## Material for the task
* Start *

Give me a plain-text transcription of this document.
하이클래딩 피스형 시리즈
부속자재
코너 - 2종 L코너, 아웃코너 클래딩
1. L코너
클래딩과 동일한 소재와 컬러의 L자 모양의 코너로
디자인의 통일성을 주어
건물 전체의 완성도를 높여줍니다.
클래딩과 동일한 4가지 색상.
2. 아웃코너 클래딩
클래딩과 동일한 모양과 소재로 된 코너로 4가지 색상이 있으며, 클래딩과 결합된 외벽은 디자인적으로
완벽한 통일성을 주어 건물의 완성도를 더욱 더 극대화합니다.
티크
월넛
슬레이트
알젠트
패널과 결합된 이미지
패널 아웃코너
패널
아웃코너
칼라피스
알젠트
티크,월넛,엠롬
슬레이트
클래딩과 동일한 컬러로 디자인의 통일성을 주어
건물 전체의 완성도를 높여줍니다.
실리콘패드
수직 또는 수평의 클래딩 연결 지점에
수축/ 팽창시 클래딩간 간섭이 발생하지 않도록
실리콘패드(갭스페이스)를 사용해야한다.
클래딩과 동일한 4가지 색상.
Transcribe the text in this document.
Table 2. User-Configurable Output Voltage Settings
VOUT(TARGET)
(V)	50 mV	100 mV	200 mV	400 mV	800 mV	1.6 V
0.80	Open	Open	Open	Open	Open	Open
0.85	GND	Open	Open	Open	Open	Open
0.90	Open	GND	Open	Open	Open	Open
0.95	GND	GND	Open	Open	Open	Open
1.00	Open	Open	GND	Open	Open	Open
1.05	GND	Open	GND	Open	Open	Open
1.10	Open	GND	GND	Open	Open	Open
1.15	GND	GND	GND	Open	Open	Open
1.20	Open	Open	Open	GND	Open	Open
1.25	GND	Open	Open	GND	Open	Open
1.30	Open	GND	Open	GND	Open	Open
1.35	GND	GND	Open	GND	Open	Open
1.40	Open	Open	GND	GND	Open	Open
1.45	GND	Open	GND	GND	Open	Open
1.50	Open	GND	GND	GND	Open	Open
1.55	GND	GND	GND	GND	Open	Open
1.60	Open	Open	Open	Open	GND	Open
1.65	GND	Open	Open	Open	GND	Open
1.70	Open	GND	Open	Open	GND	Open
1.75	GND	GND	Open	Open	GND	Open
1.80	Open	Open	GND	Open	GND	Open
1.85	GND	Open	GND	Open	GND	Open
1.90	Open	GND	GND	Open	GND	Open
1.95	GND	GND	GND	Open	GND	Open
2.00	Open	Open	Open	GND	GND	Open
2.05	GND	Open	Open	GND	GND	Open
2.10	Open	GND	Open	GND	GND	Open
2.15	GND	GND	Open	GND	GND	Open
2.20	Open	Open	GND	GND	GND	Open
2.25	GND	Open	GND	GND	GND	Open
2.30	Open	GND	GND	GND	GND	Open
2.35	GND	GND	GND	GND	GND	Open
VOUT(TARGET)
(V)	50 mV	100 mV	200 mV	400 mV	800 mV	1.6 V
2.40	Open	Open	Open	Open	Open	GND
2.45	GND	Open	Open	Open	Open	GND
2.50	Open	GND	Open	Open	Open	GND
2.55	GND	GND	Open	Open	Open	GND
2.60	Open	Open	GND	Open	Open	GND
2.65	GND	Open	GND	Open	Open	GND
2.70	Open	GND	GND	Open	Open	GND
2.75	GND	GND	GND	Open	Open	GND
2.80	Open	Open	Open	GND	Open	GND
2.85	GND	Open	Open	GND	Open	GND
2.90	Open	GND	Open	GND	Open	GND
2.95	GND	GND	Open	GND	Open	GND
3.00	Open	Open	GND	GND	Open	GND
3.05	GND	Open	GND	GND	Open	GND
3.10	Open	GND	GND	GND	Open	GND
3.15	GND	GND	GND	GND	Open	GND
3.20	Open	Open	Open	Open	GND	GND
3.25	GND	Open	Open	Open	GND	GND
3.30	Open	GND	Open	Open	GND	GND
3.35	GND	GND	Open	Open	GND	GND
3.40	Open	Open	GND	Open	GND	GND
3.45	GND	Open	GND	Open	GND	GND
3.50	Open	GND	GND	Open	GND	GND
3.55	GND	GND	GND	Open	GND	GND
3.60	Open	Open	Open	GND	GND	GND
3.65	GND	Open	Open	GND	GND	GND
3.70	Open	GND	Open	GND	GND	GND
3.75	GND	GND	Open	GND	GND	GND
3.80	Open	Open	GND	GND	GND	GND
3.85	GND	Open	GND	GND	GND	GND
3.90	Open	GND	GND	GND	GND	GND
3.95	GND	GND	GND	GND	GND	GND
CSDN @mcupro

* End *

## Given request
Transcribe every record above exactly as it appears.

## Written response
Give me a plain-text transcription of this document.
하이클래딩 피스형 시리즈
부속자재
코너 - 2종 L코너, 아웃코너 클래딩
1. L코너
클래딩과 동일한 소재와 컬러의 L자 모양의 코너로
디자인의 통일성을 주어
건물 전체의 완성도를 높여줍니다.
클래딩과 동일한 4가지 색상.
2. 아웃코너 클래딩
클래딩과 동일한 모양과 소재로 된 코너로 4가지 색상이 있으며, 클래딩과 결합된 외벽은 디자인적으로
완벽한 통일성을 주어 건물의 완성도를 더욱 더 극대화합니다.
티크
월넛
슬레이트
알젠트
패널과 결합된 이미지
패널 아웃코너
패널
아웃코너
칼라피스
알젠트
티크,월넛,엠롬
슬레이트
클래딩과 동일한 컬러로 디자인의 통일성을 주어
건물 전체의 완성도를 높여줍니다.
실리콘패드
수직 또는 수평의 클래딩 연결 지점에
수축/ 팽창시 클래딩간 간섭이 발생하지 않도록
실리콘패드(갭스페이스)를 사용해야한다.
클래딩과 동일한 4가지 색상.
Transcribe the text in this document.
Table 2. User-Configurable Output Voltage Settings
VOUT(TARGET)
(V)	50 mV	100 mV	200 mV	400 mV	800 mV	1.6 V
0.80	Open	Open	Open	Open	Open	Open
0.85	GND	Open	Open	Open	Open	Open
0.90	Open	GND	Open	Open	Open	Open
0.95	GND	GND	Open	Open	Open	Open
1.00	Open	Open	GND	Open	Open	Open
1.05	GND	Open	GND	Open	Open	Open
1.10	Open	GND	GND	Open	Open	Open
1.15	GND	GND	GND	Open	Open	Open
1.20	Open	Open	Open	GND	Open	Open
1.25	GND	Open	Open	GND	Open	Open
1.30	Open	GND	Open	GND	Open	Open
1.35	GND	GND	Open	GND	Open	Open
1.40	Open	Open	GND	GND	Open	Open
1.45	GND	Open	GND	GND	Open	Open
1.50	Open	GND	GND	GND	Open	Open
1.55	GND	GND	GND	GND	Open	Open
1.60	Open	Open	Open	Open	GND	Open
1.65	GND	Open	Open	Open	GND	Open
1.70	Open	GND	Open	Open	GND	Open
1.75	GND	GND	Open	Open	GND	Open
1.80	Open	Open	GND	Open	GND	Open
1.85	GND	Open	GND	Open	GND	Open
1.90	Open	GND	GND	Open	GND	Open
1.95	GND	GND	GND	Open	GND	Open
2.00	Open	Open	Open	GND	GND	Open
2.05	GND	Open	Open	GND	GND	Open
2.10	Open	GND	Open	GND	GND	Open
2.15	GND	GND	Open	GND	GND	Open
2.20	Open	Open	GND	GND	GND	Open
2.25	GND	Open	GND	GND	GND	Open
2.30	Open	GND	GND	GND	GND	Open
2.35	GND	GND	GND	GND	GND	Open
VOUT(TARGET)
(V)	50 mV	100 mV	200 mV	400 mV	800 mV	1.6 V
2.40	Open	Open	Open	Open	Open	GND
2.45	GND	Open	Open	Open	Open	GND
2.50	Open	GND	Open	Open	Open	GND
2.55	GND	GND	Open	Open	Open	GND
2.60	Open	Open	GND	Open	Open	GND
2.65	GND	Open	GND	Open	Open	GND
2.70	Open	GND	GND	Open	Open	GND
2.75	GND	GND	GND	Open	Open	GND
2.80	Open	Open	Open	GND	Open	GND
2.85	GND	Open	Open	GND	Open	GND
2.90	Open	GND	Open	GND	Open	GND
2.95	GND	GND	Open	GND	Open	GND
3.00	Open	Open	GND	GND	Open	GND
3.05	GND	Open	GND	GND	Open	GND
3.10	Open	GND	GND	GND	Open	GND
3.15	GND	GND	GND	GND	Open	GND
3.20	Open	Open	Open	Open	GND	GND
3.25	GND	Open	Open	Open	GND	GND
3.30	Open	GND	Open	Open	GND	GND
3.35	GND	GND	Open	Open	GND	GND
3.40	Open	Open	GND	Open	GND	GND
3.45	GND	Open	GND	Open	GND	GND
3.50	Open	GND	GND	Open	GND	GND
3.55	GND	GND	GND	Open	GND	GND
3.60	Open	Open	Open	GND	GND	GND
3.65	GND	Open	Open	GND	GND	GND
3.70	Open	GND	Open	GND	GND	GND
3.75	GND	GND	Open	GND	GND	GND
3.80	Open	Open	GND	GND	GND	GND
3.85	GND	Open	GND	GND	GND	GND
3.90	Open	GND	GND	GND	GND	GND
3.95	GND	GND	GND	GND	GND	GND
CSDN @mcupro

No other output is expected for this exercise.